* **Task prompt**:
Pull every "LCOE" line out of the data below.
═══ Information shown ═══
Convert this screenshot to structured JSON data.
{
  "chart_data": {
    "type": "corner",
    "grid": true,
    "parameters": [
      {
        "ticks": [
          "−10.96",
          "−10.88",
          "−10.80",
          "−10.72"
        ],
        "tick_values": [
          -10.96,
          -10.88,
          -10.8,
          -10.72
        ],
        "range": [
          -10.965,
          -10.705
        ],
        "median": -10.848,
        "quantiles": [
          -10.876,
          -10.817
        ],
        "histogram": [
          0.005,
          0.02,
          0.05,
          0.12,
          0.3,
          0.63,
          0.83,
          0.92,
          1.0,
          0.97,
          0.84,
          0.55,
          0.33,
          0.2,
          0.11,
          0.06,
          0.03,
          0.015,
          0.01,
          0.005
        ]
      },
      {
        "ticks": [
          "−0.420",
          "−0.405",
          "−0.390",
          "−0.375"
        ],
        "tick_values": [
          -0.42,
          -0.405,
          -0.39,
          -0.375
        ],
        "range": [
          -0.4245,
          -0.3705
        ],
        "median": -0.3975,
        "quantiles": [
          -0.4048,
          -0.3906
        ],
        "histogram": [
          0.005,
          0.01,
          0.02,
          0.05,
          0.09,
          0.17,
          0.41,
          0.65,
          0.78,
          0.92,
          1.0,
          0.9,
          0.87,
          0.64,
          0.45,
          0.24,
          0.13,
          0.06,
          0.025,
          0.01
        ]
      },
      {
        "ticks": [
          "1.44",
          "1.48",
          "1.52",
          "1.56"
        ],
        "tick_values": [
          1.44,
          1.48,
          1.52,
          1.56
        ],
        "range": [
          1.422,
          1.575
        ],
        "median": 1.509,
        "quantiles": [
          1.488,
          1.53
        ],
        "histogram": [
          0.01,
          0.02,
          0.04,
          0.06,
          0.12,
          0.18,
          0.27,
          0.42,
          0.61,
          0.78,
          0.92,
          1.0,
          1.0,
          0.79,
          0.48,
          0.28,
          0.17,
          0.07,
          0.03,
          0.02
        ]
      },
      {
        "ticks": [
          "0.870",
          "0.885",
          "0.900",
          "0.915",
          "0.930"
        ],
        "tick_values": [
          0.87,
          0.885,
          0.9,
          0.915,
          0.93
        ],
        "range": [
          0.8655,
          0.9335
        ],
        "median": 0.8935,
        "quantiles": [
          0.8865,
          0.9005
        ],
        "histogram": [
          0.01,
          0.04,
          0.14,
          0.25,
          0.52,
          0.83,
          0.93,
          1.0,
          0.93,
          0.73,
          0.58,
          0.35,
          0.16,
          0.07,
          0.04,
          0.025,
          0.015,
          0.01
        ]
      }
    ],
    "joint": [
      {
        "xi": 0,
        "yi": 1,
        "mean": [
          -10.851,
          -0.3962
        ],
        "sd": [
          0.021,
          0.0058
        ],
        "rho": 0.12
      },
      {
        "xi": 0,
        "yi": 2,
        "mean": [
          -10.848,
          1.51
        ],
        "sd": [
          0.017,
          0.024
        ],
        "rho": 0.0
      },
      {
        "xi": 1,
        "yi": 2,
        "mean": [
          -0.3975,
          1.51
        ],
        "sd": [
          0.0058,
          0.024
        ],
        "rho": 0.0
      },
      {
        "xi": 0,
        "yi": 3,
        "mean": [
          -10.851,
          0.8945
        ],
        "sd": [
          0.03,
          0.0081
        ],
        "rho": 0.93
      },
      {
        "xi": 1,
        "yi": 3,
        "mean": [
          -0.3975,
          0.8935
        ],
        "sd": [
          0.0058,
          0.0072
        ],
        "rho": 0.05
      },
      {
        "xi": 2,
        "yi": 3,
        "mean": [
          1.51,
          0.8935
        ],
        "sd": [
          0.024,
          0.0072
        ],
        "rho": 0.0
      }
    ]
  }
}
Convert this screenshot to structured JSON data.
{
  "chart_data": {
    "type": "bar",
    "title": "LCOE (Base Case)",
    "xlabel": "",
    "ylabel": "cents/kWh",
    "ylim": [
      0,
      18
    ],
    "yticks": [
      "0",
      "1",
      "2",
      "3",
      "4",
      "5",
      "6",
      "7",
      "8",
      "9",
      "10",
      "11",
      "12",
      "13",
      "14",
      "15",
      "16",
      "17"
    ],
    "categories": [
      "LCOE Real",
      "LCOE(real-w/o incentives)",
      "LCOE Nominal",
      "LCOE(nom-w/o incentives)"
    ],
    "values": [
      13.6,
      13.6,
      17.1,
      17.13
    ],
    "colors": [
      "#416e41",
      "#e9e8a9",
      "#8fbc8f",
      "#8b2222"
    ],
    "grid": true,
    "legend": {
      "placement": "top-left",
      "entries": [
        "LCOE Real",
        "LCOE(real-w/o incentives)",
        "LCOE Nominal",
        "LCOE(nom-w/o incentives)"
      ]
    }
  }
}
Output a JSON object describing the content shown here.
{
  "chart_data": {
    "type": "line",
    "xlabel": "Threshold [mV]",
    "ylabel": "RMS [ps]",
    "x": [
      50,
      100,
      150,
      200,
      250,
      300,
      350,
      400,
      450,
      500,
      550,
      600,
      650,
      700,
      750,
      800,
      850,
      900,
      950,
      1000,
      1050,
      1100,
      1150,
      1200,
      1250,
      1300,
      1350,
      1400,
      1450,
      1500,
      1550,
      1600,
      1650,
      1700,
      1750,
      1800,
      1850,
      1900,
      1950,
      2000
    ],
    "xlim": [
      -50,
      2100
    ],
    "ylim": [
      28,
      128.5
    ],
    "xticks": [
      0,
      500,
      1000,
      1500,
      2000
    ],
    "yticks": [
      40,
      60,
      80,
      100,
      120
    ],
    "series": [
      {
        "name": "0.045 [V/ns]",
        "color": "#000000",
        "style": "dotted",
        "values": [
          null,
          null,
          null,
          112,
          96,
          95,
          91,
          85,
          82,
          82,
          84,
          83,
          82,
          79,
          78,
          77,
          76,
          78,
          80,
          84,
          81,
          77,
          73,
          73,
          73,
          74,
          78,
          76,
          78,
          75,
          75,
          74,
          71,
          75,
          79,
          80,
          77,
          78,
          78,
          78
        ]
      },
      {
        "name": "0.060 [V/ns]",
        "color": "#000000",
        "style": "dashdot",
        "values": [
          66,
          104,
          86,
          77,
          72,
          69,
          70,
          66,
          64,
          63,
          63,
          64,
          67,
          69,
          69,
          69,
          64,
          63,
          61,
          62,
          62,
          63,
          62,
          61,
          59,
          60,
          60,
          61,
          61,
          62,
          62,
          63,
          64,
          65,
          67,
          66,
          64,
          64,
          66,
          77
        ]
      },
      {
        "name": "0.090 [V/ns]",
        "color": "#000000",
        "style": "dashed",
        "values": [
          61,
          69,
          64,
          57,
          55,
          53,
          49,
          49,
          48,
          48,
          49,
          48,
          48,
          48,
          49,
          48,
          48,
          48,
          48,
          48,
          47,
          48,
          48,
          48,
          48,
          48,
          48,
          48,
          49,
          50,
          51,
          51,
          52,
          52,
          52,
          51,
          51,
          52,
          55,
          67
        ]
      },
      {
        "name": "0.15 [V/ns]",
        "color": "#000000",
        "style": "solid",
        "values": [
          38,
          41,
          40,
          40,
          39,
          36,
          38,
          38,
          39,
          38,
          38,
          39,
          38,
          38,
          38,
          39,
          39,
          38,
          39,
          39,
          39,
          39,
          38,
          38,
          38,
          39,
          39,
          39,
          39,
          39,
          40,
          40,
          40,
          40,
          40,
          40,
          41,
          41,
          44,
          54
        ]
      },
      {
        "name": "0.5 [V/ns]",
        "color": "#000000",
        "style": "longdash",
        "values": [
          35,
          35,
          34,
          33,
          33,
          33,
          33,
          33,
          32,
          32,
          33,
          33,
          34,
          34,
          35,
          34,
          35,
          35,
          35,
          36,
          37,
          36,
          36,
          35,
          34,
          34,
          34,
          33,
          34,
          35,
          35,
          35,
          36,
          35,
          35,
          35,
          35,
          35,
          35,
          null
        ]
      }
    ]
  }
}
═══
* **Result**:
    "title": "LCOE (Base Case)",
      "LCOE Real",
      "LCOE(real-w/o incentives)",
      "LCOE Nominal",
      "LCOE(nom-w/o incentives)"
        "LCOE Real",
        "LCOE(real-w/o incentives)",
        "LCOE Nominal",
        "LCOE(nom-w/o incentives)"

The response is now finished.